- Data supplied -
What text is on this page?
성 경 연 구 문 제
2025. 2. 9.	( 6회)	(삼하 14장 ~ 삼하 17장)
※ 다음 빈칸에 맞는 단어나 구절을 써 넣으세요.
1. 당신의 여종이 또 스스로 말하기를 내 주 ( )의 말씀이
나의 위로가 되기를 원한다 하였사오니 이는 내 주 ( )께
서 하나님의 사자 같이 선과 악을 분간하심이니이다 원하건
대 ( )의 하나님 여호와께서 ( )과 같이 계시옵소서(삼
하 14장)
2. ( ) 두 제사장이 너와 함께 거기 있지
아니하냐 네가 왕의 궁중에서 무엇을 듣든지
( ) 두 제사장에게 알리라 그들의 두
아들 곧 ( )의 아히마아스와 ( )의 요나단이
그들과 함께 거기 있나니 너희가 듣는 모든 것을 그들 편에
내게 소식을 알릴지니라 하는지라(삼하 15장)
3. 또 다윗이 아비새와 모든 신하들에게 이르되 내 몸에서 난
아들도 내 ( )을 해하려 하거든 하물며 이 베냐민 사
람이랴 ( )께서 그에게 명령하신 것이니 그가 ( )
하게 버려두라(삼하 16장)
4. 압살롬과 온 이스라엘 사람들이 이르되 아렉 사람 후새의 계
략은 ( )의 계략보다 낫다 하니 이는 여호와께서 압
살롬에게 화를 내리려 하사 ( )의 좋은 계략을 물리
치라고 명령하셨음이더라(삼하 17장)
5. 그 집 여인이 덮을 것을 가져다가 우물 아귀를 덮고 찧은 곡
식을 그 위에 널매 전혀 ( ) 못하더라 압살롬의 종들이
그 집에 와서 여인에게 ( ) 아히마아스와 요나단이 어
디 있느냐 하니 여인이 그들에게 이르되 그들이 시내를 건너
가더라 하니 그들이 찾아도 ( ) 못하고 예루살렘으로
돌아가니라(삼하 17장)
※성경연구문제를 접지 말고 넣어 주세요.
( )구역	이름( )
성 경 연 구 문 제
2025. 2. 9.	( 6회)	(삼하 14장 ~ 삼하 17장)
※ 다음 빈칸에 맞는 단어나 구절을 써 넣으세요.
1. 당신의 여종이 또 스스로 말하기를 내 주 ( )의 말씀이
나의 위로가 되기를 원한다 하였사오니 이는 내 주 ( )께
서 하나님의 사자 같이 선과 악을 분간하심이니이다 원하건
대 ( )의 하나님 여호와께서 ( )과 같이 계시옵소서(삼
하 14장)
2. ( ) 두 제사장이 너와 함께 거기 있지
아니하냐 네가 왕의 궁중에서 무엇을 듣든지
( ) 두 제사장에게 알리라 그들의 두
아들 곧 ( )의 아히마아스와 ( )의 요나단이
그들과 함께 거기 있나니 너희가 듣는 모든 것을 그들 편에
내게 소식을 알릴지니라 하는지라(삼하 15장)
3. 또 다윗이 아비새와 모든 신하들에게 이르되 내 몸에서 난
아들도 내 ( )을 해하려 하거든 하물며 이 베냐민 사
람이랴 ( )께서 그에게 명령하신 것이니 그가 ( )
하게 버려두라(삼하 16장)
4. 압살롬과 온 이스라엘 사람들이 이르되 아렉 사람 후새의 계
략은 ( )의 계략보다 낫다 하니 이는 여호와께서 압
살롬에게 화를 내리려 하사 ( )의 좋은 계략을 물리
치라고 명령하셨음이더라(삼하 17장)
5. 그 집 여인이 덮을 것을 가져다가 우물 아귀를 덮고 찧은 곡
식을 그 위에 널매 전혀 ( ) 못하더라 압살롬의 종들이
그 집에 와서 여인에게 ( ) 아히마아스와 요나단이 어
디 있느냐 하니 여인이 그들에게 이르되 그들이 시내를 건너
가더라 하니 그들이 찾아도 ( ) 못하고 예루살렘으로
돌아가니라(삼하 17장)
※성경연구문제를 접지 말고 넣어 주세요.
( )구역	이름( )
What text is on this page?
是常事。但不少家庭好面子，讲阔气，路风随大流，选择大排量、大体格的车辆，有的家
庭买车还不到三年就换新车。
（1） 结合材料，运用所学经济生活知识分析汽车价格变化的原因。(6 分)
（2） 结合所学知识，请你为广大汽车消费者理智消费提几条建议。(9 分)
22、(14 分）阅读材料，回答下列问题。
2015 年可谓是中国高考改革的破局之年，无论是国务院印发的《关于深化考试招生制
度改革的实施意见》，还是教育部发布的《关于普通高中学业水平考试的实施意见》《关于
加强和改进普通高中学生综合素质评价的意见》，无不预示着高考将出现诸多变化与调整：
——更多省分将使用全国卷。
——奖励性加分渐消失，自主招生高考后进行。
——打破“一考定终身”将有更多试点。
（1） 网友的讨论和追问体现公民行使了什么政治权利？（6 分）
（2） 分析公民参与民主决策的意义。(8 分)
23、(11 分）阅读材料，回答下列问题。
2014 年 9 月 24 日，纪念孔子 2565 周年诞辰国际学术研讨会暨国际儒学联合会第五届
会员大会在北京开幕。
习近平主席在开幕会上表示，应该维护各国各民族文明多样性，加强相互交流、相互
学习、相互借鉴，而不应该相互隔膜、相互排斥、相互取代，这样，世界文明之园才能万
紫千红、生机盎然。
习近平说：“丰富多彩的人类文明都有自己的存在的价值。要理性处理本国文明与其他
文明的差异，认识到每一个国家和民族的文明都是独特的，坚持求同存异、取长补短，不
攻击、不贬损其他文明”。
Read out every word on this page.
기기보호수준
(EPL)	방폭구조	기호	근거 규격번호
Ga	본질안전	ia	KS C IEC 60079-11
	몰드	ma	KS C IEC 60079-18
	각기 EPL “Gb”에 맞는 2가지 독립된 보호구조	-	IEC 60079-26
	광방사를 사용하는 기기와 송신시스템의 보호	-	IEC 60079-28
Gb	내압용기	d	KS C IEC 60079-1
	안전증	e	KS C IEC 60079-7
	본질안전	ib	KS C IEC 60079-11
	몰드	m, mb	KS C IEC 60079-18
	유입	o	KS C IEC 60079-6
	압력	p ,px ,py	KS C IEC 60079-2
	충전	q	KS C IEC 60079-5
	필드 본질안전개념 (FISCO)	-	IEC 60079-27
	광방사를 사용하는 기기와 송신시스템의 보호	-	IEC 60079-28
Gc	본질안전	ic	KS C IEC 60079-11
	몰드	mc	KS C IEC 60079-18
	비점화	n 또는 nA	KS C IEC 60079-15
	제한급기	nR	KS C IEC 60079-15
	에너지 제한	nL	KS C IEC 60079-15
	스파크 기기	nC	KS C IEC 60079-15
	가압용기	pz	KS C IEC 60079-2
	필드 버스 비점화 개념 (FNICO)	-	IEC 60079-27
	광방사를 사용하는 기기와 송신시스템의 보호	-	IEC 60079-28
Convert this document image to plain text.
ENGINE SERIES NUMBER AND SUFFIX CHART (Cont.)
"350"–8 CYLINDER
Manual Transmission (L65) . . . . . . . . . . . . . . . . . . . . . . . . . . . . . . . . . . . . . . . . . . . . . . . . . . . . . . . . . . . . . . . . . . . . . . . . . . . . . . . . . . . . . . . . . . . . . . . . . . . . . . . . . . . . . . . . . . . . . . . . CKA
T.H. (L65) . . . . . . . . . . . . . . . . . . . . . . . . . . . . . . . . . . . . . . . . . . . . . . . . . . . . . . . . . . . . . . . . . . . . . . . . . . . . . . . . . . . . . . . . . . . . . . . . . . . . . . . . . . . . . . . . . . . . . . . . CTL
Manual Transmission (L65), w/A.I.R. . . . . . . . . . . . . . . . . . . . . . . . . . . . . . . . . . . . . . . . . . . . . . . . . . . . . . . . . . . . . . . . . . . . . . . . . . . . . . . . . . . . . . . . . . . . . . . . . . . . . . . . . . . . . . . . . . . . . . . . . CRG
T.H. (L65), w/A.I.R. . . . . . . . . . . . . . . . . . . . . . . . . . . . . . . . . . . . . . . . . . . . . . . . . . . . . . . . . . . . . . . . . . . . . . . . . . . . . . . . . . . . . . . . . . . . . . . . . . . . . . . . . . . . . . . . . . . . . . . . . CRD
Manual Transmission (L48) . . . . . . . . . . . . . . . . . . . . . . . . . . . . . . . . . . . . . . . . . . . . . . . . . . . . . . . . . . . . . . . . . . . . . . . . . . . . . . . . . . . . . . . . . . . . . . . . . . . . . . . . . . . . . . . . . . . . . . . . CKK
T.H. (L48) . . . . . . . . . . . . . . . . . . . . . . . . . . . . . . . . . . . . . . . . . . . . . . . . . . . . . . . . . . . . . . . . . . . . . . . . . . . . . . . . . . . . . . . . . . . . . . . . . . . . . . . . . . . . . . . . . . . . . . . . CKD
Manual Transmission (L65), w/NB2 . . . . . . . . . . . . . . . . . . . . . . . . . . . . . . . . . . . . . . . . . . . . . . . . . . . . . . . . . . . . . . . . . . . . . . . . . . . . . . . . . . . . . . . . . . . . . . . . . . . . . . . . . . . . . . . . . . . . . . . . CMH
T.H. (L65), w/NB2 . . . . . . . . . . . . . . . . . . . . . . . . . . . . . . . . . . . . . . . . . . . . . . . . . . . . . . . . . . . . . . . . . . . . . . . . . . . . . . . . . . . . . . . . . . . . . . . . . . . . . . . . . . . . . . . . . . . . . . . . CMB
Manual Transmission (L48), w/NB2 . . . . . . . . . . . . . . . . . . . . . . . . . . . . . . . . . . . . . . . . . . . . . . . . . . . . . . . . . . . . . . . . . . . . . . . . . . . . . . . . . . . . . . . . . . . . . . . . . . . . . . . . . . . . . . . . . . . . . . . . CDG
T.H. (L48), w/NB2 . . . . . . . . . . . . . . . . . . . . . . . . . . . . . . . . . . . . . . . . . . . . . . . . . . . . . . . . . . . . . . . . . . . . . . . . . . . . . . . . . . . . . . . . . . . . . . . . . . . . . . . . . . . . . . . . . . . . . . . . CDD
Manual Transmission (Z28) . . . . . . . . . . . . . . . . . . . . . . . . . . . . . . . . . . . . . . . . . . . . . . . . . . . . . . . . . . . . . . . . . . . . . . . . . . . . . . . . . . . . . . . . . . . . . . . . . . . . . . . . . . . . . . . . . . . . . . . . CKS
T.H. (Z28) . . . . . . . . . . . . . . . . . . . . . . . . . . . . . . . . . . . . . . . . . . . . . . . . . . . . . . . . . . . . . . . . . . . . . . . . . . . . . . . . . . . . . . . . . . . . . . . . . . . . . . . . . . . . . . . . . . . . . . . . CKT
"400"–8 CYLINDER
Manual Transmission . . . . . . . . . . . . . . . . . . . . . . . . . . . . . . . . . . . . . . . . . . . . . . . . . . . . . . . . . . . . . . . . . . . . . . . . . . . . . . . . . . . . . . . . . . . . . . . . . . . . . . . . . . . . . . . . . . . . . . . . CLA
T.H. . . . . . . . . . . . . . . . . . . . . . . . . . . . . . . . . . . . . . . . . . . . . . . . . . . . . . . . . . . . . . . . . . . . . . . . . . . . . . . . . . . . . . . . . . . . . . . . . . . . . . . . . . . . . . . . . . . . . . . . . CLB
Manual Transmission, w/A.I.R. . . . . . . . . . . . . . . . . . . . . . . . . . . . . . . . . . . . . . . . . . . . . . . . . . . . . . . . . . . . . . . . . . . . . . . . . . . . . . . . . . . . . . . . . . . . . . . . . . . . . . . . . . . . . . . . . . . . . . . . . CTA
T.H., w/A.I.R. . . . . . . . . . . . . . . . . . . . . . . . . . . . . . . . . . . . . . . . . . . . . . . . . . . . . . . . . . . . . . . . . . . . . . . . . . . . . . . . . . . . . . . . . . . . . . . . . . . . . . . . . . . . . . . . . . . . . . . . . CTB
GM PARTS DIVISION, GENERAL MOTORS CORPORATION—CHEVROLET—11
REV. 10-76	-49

- Directions -
Show the lines of the records that contain the word "回答下列问题".

- Result of this exercise -
22、(14 分）阅读材料，回答下列问题。
23、(11 分）阅读材料，回答下列问题。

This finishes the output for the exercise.